_TASK TO CARRY OUT_. Print every line of the items below without changing a single character.

_Records excerpted from a collection_.
------------------------
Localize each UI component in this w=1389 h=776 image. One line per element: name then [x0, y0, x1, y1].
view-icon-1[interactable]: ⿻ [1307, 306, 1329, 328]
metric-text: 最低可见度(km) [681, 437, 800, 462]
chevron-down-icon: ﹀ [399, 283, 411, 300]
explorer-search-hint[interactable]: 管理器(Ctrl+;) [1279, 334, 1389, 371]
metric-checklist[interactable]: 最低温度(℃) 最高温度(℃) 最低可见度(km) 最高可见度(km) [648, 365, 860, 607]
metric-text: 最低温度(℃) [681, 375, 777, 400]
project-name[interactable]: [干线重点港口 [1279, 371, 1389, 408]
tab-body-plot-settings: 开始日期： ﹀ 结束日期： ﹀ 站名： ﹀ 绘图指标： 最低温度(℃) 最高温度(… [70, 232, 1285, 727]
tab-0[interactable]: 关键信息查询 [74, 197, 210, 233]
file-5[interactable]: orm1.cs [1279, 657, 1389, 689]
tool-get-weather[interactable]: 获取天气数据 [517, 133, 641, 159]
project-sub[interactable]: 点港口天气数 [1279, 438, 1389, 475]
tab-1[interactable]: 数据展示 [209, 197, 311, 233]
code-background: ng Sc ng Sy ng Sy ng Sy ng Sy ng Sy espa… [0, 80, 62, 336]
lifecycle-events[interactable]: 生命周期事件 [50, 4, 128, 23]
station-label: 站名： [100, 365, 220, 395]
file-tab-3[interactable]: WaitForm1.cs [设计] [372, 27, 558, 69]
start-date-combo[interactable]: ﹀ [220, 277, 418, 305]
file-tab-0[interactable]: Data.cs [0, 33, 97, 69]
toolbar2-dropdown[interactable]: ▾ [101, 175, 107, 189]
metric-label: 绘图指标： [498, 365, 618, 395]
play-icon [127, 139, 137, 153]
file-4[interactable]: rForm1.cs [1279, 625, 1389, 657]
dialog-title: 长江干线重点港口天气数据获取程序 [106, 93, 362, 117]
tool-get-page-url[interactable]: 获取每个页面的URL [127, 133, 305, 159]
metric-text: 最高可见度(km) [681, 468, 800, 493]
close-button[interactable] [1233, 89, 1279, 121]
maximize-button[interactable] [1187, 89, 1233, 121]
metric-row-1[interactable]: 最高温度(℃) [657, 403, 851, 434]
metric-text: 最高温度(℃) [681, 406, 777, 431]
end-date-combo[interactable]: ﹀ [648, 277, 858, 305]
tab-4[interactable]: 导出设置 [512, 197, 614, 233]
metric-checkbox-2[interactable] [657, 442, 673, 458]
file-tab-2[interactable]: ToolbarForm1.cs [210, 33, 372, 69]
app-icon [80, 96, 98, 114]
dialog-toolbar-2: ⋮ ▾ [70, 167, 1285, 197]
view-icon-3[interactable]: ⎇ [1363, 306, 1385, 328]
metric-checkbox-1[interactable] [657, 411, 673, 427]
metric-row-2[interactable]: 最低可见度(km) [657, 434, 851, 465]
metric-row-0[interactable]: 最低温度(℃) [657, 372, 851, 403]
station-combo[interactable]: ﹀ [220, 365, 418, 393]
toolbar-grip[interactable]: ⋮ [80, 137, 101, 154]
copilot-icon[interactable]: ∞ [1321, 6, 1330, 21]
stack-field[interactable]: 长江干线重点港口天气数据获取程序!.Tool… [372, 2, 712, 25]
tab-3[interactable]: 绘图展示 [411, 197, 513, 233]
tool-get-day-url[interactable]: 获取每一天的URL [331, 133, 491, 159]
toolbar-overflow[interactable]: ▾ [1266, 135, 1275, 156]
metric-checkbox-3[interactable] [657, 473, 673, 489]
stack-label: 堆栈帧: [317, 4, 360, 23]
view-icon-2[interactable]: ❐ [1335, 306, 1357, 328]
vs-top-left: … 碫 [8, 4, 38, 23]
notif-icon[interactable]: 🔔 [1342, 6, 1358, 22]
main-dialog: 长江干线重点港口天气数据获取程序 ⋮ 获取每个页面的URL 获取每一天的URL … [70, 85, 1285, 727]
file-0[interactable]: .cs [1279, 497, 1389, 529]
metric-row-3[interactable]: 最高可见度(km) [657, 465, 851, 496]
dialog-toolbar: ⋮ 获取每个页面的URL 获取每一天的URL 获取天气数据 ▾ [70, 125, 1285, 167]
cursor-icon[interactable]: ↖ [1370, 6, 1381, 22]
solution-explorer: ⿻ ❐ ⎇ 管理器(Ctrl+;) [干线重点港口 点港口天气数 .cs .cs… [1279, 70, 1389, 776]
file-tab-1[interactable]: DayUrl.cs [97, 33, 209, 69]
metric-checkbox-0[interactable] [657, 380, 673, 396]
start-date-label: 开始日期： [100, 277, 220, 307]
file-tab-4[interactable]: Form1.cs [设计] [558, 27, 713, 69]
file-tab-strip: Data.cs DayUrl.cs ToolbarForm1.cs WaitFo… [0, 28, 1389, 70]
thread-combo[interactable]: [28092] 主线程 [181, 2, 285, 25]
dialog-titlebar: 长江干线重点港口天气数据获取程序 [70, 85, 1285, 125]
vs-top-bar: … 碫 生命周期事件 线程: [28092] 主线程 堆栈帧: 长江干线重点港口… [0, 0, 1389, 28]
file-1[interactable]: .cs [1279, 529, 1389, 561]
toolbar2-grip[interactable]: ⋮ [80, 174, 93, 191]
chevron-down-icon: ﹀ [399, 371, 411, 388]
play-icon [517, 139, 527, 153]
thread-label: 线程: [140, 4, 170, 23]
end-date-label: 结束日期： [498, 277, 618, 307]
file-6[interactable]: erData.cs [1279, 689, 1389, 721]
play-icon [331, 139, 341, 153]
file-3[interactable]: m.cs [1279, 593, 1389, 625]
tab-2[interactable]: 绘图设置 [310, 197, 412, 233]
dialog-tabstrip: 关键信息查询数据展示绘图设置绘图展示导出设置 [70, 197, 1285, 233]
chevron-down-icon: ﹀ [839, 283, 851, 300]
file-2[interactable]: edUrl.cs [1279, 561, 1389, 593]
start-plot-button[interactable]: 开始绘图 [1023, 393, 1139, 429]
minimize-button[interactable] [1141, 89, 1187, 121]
------------------------
_REPLY_.
Localize each UI component in this w=1389 h=776 image. One line per element: name then [x0, y0, x1, y1].
view-icon-1[interactable]: ⿻ [1307, 306, 1329, 328]
metric-text: 最低可见度(km) [681, 437, 800, 462]
chevron-down-icon: ﹀ [399, 283, 411, 300]
explorer-search-hint[interactable]: 管理器(Ctrl+;) [1279, 334, 1389, 371]
metric-checklist[interactable]: 最低温度(℃) 最高温度(℃) 最低可见度(km) 最高可见度(km) [648, 365, 860, 607]
metric-text: 最低温度(℃) [681, 375, 777, 400]
project-name[interactable]: [干线重点港口 [1279, 371, 1389, 408]
tab-body-plot-settings: 开始日期： ﹀ 结束日期： ﹀ 站名： ﹀ 绘图指标： 最低温度(℃) 最高温度(… [70, 232, 1285, 727]
tab-0[interactable]: 关键信息查询 [74, 197, 210, 233]
file-5[interactable]: orm1.cs [1279, 657, 1389, 689]
tool-get-weather[interactable]: 获取天气数据 [517, 133, 641, 159]
project-sub[interactable]: 点港口天气数 [1279, 438, 1389, 475]
tab-1[interactable]: 数据展示 [209, 197, 311, 233]
code-background: ng Sc ng Sy ng Sy ng Sy ng Sy ng Sy espa… [0, 80, 62, 336]
lifecycle-events[interactable]: 生命周期事件 [50, 4, 128, 23]
station-label: 站名： [100, 365, 220, 395]
file-tab-3[interactable]: WaitForm1.cs [设计] [372, 27, 558, 69]
start-date-combo[interactable]: ﹀ [220, 277, 418, 305]
file-tab-0[interactable]: Data.cs [0, 33, 97, 69]
toolbar2-dropdown[interactable]: ▾ [101, 175, 107, 189]
metric-label: 绘图指标： [498, 365, 618, 395]
play-icon [127, 139, 137, 153]
file-4[interactable]: rForm1.cs [1279, 625, 1389, 657]
dialog-title: 长江干线重点港口天气数据获取程序 [106, 93, 362, 117]
tool-get-page-url[interactable]: 获取每个页面的URL [127, 133, 305, 159]
metric-text: 最高可见度(km) [681, 468, 800, 493]
close-button[interactable] [1233, 89, 1279, 121]
maximize-button[interactable] [1187, 89, 1233, 121]
metric-row-1[interactable]: 最高温度(℃) [657, 403, 851, 434]
metric-text: 最高温度(℃) [681, 406, 777, 431]
end-date-combo[interactable]: ﹀ [648, 277, 858, 305]
tab-4[interactable]: 导出设置 [512, 197, 614, 233]
metric-checkbox-2[interactable] [657, 442, 673, 458]
file-tab-2[interactable]: ToolbarForm1.cs [210, 33, 372, 69]
app-icon [80, 96, 98, 114]
dialog-toolbar-2: ⋮ ▾ [70, 167, 1285, 197]
view-icon-3[interactable]: ⎇ [1363, 306, 1385, 328]
metric-checkbox-1[interactable] [657, 411, 673, 427]
metric-row-2[interactable]: 最低可见度(km) [657, 434, 851, 465]
metric-row-0[interactable]: 最低温度(℃) [657, 372, 851, 403]
station-combo[interactable]: ﹀ [220, 365, 418, 393]
toolbar-grip[interactable]: ⋮ [80, 137, 101, 154]
copilot-icon[interactable]: ∞ [1321, 6, 1330, 21]
stack-field[interactable]: 长江干线重点港口天气数据获取程序!.Tool… [372, 2, 712, 25]
tab-3[interactable]: 绘图展示 [411, 197, 513, 233]
tool-get-day-url[interactable]: 获取每一天的URL [331, 133, 491, 159]
toolbar-overflow[interactable]: ▾ [1266, 135, 1275, 156]
metric-checkbox-3[interactable] [657, 473, 673, 489]
stack-label: 堆栈帧: [317, 4, 360, 23]
view-icon-2[interactable]: ❐ [1335, 306, 1357, 328]
vs-top-left: … 碫 [8, 4, 38, 23]
notif-icon[interactable]: 🔔 [1342, 6, 1358, 22]
main-dialog: 长江干线重点港口天气数据获取程序 ⋮ 获取每个页面的URL 获取每一天的URL … [70, 85, 1285, 727]
file-0[interactable]: .cs [1279, 497, 1389, 529]
metric-row-3[interactable]: 最高可见度(km) [657, 465, 851, 496]
dialog-toolbar: ⋮ 获取每个页面的URL 获取每一天的URL 获取天气数据 ▾ [70, 125, 1285, 167]
cursor-icon[interactable]: ↖ [1370, 6, 1381, 22]
solution-explorer: ⿻ ❐ ⎇ 管理器(Ctrl+;) [干线重点港口 点港口天气数 .cs .cs… [1279, 70, 1389, 776]
file-tab-1[interactable]: DayUrl.cs [97, 33, 209, 69]
metric-checkbox-0[interactable] [657, 380, 673, 396]
start-date-label: 开始日期： [100, 277, 220, 307]
file-tab-4[interactable]: Form1.cs [设计] [558, 27, 713, 69]
file-tab-strip: Data.cs DayUrl.cs ToolbarForm1.cs WaitFo… [0, 28, 1389, 70]
thread-combo[interactable]: [28092] 主线程 [181, 2, 285, 25]
dialog-titlebar: 长江干线重点港口天气数据获取程序 [70, 85, 1285, 125]
vs-top-bar: … 碫 生命周期事件 线程: [28092] 主线程 堆栈帧: 长江干线重点港口… [0, 0, 1389, 28]
file-1[interactable]: .cs [1279, 529, 1389, 561]
toolbar2-grip[interactable]: ⋮ [80, 174, 93, 191]
chevron-down-icon: ﹀ [399, 371, 411, 388]
play-icon [517, 139, 527, 153]
thread-label: 线程: [140, 4, 170, 23]
end-date-label: 结束日期： [498, 277, 618, 307]
file-6[interactable]: erData.cs [1279, 689, 1389, 721]
play-icon [331, 139, 341, 153]
file-3[interactable]: m.cs [1279, 593, 1389, 625]
tab-2[interactable]: 绘图设置 [310, 197, 412, 233]
dialog-tabstrip: 关键信息查询数据展示绘图设置绘图展示导出设置 [70, 197, 1285, 233]
chevron-down-icon: ﹀ [839, 283, 851, 300]
file-2[interactable]: edUrl.cs [1279, 561, 1389, 593]
start-plot-button[interactable]: 开始绘图 [1023, 393, 1139, 429]
minimize-button[interactable] [1141, 89, 1187, 121]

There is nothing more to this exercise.